• [AIM OF THE TASK]: Copy out all of the material, matching it word for word.

#### THE INPUT ####

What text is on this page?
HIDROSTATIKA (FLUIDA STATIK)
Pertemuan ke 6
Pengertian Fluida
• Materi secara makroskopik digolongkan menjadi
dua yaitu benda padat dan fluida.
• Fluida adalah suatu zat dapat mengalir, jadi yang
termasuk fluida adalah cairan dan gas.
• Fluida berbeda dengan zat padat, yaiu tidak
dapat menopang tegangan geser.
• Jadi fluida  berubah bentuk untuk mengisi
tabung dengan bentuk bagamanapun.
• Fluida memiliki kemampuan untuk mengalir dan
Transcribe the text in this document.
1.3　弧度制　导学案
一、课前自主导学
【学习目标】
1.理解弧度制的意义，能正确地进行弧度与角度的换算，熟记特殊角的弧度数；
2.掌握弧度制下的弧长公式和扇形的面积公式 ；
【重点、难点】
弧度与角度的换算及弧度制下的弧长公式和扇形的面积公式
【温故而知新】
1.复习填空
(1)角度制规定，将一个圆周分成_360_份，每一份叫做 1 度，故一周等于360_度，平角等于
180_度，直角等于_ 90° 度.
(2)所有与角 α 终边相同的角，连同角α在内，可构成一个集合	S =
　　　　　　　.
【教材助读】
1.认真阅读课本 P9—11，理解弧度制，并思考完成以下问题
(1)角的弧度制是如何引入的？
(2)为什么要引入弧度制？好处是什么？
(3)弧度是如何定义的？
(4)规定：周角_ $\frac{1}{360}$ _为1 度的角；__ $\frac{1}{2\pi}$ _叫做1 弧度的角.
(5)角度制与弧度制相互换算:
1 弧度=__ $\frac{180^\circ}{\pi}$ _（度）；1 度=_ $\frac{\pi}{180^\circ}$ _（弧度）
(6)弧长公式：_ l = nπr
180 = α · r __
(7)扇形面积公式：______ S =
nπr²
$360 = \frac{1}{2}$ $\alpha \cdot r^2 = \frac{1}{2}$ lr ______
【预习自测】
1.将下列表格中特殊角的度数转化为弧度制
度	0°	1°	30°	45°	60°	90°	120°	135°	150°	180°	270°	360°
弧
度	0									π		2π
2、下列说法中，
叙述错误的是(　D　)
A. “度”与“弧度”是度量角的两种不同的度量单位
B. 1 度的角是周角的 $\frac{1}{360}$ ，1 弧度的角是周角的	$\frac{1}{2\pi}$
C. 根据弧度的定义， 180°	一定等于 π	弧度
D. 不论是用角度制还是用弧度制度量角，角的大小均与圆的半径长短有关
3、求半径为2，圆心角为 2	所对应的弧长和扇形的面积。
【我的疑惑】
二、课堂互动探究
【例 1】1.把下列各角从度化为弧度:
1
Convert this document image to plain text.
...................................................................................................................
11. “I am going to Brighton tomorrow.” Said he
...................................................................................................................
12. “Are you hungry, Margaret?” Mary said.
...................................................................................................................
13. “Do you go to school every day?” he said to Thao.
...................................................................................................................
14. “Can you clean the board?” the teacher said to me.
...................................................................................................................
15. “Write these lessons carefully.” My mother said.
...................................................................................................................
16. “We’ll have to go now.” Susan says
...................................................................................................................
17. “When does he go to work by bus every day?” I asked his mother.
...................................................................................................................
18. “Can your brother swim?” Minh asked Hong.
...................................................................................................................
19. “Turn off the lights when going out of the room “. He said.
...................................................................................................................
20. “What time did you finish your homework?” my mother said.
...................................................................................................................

####

• [EXPECTED ANSWER]:
What text is on this page?
HIDROSTATIKA (FLUIDA STATIK)
Pertemuan ke 6
Pengertian Fluida
• Materi secara makroskopik digolongkan menjadi
dua yaitu benda padat dan fluida.
• Fluida adalah suatu zat dapat mengalir, jadi yang
termasuk fluida adalah cairan dan gas.
• Fluida berbeda dengan zat padat, yaiu tidak
dapat menopang tegangan geser.
• Jadi fluida  berubah bentuk untuk mengisi
tabung dengan bentuk bagamanapun.
• Fluida memiliki kemampuan untuk mengalir dan
Transcribe the text in this document.
1.3　弧度制　导学案
一、课前自主导学
【学习目标】
1.理解弧度制的意义，能正确地进行弧度与角度的换算，熟记特殊角的弧度数；
2.掌握弧度制下的弧长公式和扇形的面积公式 ；
【重点、难点】
弧度与角度的换算及弧度制下的弧长公式和扇形的面积公式
【温故而知新】
1.复习填空
(1)角度制规定，将一个圆周分成_360_份，每一份叫做 1 度，故一周等于360_度，平角等于
180_度，直角等于_ 90° 度.
(2)所有与角 α 终边相同的角，连同角α在内，可构成一个集合	S =
　　　　　　　.
【教材助读】
1.认真阅读课本 P9—11，理解弧度制，并思考完成以下问题
(1)角的弧度制是如何引入的？
(2)为什么要引入弧度制？好处是什么？
(3)弧度是如何定义的？
(4)规定：周角_ $\frac{1}{360}$ _为1 度的角；__ $\frac{1}{2\pi}$ _叫做1 弧度的角.
(5)角度制与弧度制相互换算:
1 弧度=__ $\frac{180^\circ}{\pi}$ _（度）；1 度=_ $\frac{\pi}{180^\circ}$ _（弧度）
(6)弧长公式：_ l = nπr
180 = α · r __
(7)扇形面积公式：______ S =
nπr²
$360 = \frac{1}{2}$ $\alpha \cdot r^2 = \frac{1}{2}$ lr ______
【预习自测】
1.将下列表格中特殊角的度数转化为弧度制
度	0°	1°	30°	45°	60°	90°	120°	135°	150°	180°	270°	360°
弧
度	0									π		2π
2、下列说法中，
叙述错误的是(　D　)
A. “度”与“弧度”是度量角的两种不同的度量单位
B. 1 度的角是周角的 $\frac{1}{360}$ ，1 弧度的角是周角的	$\frac{1}{2\pi}$
C. 根据弧度的定义， 180°	一定等于 π	弧度
D. 不论是用角度制还是用弧度制度量角，角的大小均与圆的半径长短有关
3、求半径为2，圆心角为 2	所对应的弧长和扇形的面积。
【我的疑惑】
二、课堂互动探究
【例 1】1.把下列各角从度化为弧度:
1
Convert this document image to plain text.
...................................................................................................................
11. “I am going to Brighton tomorrow.” Said he
...................................................................................................................
12. “Are you hungry, Margaret?” Mary said.
...................................................................................................................
13. “Do you go to school every day?” he said to Thao.
...................................................................................................................
14. “Can you clean the board?” the teacher said to me.
...................................................................................................................
15. “Write these lessons carefully.” My mother said.
...................................................................................................................
16. “We’ll have to go now.” Susan says
...................................................................................................................
17. “When does he go to work by bus every day?” I asked his mother.
...................................................................................................................
18. “Can your brother swim?” Minh asked Hong.
...................................................................................................................
19. “Turn off the lights when going out of the room “. He said.
...................................................................................................................
20. “What time did you finish your homework?” my mother said.
...................................................................................................................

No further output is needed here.